DIRECTIVE: Pick out each line containing the string "스테이트먼트" and copy it.

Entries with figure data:
▽

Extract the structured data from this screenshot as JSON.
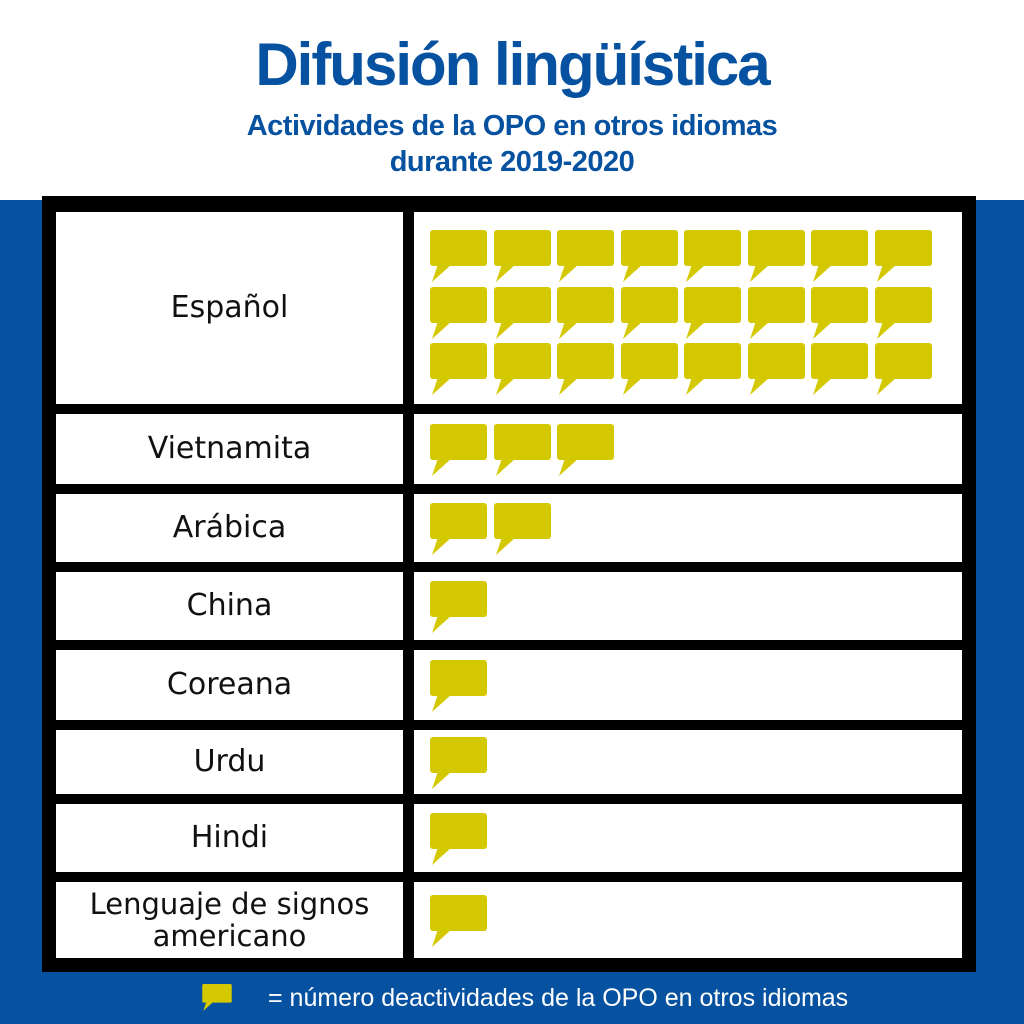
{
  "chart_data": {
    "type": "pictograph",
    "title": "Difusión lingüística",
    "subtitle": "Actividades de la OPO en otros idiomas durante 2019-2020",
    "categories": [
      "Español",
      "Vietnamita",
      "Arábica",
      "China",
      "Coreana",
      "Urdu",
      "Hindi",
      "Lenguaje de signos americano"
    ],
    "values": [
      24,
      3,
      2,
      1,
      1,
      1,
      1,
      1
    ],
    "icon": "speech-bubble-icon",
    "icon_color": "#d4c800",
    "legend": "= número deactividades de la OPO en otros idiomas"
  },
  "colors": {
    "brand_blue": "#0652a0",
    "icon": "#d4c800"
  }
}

△
▽

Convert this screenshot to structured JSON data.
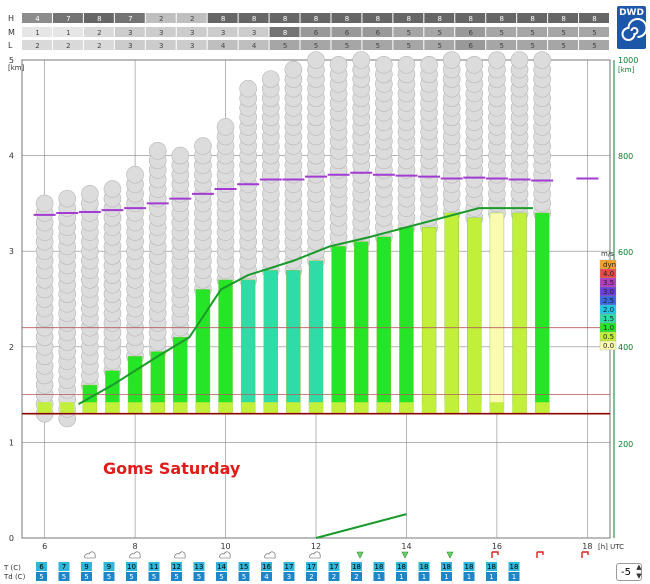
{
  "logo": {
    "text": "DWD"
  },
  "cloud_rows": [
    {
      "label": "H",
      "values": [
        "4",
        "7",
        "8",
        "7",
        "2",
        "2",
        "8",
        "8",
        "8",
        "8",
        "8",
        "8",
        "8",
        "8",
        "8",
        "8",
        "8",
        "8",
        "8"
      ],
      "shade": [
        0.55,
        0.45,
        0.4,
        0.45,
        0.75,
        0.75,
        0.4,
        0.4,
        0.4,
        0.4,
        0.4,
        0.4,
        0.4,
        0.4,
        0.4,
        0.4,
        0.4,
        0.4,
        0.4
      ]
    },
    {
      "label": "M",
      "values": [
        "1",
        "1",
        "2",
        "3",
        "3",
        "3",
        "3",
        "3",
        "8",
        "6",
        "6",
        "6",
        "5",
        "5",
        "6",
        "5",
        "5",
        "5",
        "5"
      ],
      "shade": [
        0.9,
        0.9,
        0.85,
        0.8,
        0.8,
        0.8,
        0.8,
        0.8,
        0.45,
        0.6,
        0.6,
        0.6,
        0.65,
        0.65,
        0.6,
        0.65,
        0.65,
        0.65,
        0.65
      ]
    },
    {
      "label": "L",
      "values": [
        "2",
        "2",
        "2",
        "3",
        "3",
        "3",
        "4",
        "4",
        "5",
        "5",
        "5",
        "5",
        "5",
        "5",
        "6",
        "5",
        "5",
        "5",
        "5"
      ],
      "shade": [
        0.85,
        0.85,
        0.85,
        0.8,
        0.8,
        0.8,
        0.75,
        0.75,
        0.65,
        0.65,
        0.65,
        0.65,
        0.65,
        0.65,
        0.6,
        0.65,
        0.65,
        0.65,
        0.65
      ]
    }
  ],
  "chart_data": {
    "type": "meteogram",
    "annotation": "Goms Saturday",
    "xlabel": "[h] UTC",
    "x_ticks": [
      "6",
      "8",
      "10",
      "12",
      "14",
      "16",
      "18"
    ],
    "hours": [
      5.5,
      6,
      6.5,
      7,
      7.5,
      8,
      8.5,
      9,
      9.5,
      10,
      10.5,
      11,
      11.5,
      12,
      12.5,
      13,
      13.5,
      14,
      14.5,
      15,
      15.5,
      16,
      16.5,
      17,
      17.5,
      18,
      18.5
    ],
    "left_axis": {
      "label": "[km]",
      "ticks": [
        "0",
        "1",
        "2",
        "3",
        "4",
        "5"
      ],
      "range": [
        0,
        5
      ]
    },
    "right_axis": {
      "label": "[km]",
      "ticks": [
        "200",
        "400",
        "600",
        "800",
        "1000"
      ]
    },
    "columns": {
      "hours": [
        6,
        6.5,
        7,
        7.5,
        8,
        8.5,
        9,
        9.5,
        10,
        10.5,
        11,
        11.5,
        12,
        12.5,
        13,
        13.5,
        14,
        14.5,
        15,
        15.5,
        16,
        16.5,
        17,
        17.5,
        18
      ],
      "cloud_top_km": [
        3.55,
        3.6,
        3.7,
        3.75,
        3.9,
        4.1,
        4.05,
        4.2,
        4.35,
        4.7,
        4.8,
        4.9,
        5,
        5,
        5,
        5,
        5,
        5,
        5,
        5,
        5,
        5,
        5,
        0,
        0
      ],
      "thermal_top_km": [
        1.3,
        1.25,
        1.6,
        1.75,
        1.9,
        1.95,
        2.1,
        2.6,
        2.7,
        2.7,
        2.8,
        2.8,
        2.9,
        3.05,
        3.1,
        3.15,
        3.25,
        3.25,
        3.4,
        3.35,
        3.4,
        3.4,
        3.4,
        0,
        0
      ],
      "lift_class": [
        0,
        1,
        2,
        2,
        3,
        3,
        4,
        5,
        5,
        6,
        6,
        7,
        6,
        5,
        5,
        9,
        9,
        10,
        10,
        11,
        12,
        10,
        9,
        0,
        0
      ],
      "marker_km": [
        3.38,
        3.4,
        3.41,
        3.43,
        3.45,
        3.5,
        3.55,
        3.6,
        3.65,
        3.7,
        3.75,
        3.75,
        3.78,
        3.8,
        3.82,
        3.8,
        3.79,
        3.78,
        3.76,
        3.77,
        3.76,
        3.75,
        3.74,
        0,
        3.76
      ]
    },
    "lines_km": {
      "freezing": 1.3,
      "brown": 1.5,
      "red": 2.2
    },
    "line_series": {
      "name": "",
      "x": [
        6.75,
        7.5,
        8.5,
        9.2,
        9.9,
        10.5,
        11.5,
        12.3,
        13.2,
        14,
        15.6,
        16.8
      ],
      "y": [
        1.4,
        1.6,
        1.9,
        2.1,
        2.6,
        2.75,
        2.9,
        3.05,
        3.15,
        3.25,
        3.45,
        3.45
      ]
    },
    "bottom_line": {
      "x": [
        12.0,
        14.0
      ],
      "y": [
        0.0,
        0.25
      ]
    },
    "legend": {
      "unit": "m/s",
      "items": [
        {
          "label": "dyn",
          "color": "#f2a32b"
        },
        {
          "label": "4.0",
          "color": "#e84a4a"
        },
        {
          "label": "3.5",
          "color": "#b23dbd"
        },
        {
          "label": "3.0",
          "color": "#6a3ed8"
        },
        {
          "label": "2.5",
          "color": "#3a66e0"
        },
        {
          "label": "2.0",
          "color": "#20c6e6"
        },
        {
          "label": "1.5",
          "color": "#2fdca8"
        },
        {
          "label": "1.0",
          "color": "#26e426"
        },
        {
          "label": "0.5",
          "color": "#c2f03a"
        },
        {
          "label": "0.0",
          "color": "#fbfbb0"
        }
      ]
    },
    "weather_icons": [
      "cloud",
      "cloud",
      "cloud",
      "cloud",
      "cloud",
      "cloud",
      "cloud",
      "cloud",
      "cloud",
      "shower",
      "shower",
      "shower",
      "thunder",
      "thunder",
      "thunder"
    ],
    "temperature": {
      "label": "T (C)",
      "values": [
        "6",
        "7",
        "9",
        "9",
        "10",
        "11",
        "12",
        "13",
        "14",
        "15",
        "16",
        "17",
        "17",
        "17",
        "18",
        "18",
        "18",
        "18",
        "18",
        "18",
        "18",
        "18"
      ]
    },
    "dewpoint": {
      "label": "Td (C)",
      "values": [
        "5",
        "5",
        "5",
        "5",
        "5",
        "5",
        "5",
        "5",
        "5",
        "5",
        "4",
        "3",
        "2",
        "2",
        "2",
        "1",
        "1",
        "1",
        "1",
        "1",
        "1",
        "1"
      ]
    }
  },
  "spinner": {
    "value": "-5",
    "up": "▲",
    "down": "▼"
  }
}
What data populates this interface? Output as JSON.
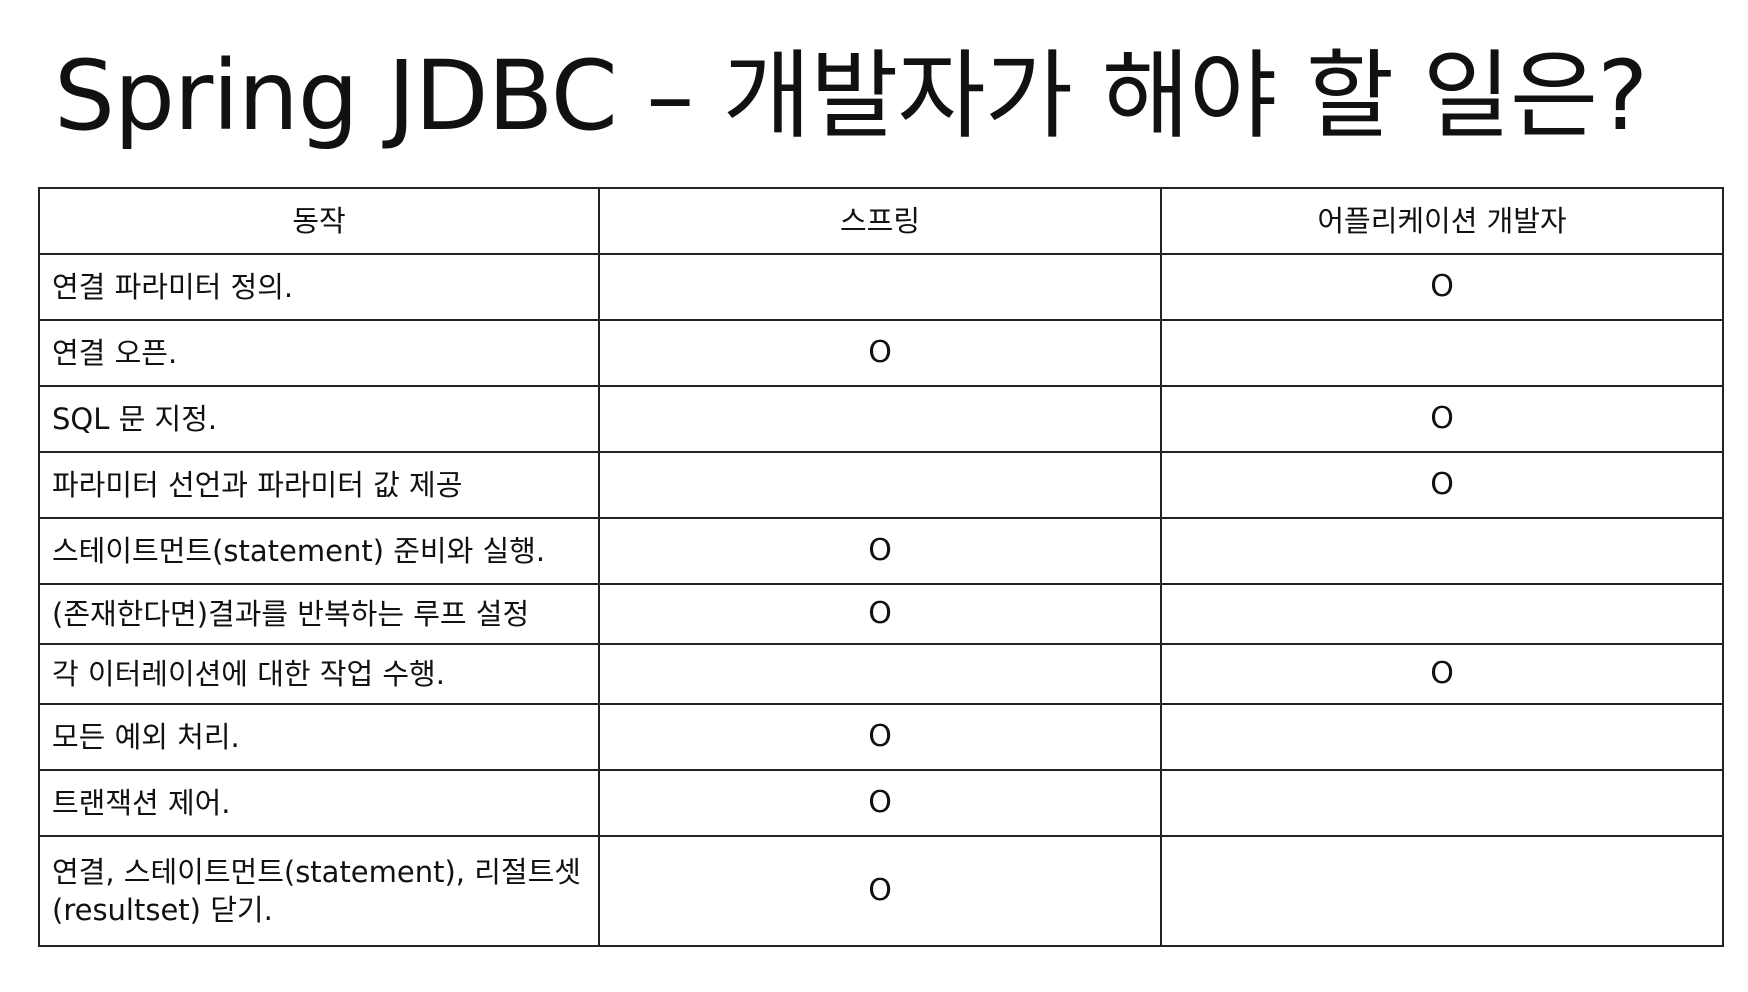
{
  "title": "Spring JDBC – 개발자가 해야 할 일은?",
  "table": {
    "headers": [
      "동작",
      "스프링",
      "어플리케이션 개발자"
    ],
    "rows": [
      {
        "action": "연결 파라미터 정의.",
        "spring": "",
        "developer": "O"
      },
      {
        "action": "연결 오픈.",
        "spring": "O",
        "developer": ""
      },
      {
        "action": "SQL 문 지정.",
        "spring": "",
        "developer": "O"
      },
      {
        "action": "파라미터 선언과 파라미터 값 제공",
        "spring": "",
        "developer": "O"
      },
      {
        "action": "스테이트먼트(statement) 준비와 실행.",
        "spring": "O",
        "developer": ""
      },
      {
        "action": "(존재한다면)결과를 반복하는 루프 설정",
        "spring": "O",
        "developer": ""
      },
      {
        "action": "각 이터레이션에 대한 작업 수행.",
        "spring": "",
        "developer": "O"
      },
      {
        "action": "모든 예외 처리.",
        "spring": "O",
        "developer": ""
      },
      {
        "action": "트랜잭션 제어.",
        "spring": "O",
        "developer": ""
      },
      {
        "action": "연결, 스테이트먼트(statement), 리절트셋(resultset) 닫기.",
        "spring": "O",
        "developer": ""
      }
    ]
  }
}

△
▽

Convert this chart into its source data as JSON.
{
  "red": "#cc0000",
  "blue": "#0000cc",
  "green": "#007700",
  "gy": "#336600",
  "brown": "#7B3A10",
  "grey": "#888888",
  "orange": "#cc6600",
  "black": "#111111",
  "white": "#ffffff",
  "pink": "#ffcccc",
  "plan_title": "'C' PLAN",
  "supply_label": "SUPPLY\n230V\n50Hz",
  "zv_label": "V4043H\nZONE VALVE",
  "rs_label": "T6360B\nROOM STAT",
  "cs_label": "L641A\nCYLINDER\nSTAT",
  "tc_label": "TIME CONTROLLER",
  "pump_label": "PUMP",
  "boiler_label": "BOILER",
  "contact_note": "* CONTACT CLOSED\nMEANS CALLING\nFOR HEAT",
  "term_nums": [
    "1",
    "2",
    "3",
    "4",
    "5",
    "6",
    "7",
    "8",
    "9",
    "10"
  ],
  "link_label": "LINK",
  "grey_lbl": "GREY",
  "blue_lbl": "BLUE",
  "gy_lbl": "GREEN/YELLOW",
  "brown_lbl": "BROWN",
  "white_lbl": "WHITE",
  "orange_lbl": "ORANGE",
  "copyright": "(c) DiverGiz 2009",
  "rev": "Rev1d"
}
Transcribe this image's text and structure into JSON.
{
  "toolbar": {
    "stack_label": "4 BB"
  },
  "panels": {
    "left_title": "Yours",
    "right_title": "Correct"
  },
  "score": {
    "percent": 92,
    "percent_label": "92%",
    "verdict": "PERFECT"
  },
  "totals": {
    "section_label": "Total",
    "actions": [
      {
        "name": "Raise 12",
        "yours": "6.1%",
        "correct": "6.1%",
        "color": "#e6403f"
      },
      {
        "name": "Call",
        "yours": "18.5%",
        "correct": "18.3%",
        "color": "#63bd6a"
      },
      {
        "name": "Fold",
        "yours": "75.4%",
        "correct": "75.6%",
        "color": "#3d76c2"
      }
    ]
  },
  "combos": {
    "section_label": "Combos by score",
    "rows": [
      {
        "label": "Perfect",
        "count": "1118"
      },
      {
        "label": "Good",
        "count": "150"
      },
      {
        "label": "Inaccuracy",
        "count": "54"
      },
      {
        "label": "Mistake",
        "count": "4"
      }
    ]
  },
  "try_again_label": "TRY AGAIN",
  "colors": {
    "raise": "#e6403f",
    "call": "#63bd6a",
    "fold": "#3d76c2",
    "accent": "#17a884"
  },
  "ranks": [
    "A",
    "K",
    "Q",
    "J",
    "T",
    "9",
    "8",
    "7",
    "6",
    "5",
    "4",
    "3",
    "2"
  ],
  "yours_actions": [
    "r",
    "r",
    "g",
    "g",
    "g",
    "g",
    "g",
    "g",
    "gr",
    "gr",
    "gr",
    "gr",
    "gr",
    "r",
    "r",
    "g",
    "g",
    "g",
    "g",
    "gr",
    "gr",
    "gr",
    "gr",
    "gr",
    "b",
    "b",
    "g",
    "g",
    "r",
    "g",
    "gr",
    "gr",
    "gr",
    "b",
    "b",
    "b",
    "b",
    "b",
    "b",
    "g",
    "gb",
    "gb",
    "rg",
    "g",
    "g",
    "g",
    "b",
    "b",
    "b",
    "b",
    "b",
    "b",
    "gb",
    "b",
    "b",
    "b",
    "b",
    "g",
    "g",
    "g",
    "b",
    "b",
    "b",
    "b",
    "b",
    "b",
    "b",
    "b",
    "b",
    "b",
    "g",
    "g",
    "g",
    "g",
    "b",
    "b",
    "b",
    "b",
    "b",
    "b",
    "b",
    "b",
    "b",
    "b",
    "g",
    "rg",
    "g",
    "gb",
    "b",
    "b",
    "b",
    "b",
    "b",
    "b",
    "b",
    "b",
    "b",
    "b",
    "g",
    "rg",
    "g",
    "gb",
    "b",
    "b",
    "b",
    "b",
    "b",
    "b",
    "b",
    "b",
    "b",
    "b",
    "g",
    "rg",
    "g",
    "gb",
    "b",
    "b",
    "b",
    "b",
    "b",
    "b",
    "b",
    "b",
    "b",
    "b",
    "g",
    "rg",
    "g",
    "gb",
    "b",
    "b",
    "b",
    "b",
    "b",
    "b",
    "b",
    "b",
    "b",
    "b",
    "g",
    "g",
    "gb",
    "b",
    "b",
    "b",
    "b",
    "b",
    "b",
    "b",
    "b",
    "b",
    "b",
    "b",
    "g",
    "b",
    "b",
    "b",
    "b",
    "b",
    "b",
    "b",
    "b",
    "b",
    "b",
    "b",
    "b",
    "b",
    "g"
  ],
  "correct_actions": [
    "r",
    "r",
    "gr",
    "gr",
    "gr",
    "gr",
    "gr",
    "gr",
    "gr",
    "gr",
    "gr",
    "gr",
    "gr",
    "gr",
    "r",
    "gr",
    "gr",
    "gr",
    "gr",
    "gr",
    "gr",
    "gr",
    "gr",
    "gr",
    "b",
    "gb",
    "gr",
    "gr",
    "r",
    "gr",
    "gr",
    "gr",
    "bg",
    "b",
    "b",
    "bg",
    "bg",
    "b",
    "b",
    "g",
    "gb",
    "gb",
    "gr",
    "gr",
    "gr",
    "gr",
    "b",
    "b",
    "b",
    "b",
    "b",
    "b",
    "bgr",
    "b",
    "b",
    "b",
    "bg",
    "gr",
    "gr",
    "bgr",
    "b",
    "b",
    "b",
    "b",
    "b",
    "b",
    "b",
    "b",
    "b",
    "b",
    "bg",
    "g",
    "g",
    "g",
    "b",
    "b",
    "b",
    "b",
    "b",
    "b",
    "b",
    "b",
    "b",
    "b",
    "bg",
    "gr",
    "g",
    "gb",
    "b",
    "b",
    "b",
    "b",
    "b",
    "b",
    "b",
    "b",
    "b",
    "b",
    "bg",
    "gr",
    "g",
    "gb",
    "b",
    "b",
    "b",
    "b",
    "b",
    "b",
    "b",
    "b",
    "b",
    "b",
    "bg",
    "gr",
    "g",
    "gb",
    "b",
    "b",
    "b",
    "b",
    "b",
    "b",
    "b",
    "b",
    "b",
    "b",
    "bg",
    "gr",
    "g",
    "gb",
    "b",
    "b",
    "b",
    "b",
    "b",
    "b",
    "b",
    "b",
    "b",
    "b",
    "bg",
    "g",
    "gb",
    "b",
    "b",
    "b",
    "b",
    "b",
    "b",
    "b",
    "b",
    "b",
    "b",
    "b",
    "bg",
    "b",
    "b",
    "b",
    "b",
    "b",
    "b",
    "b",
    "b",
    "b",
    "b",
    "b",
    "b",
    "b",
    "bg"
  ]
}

△

ANSWER TO THE TASK:
        "action": "스테이트먼트(statement) 준비와 실행.",
        "action": "연결, 스테이트먼트(statement), 리절트셋(resultset) 닫기.",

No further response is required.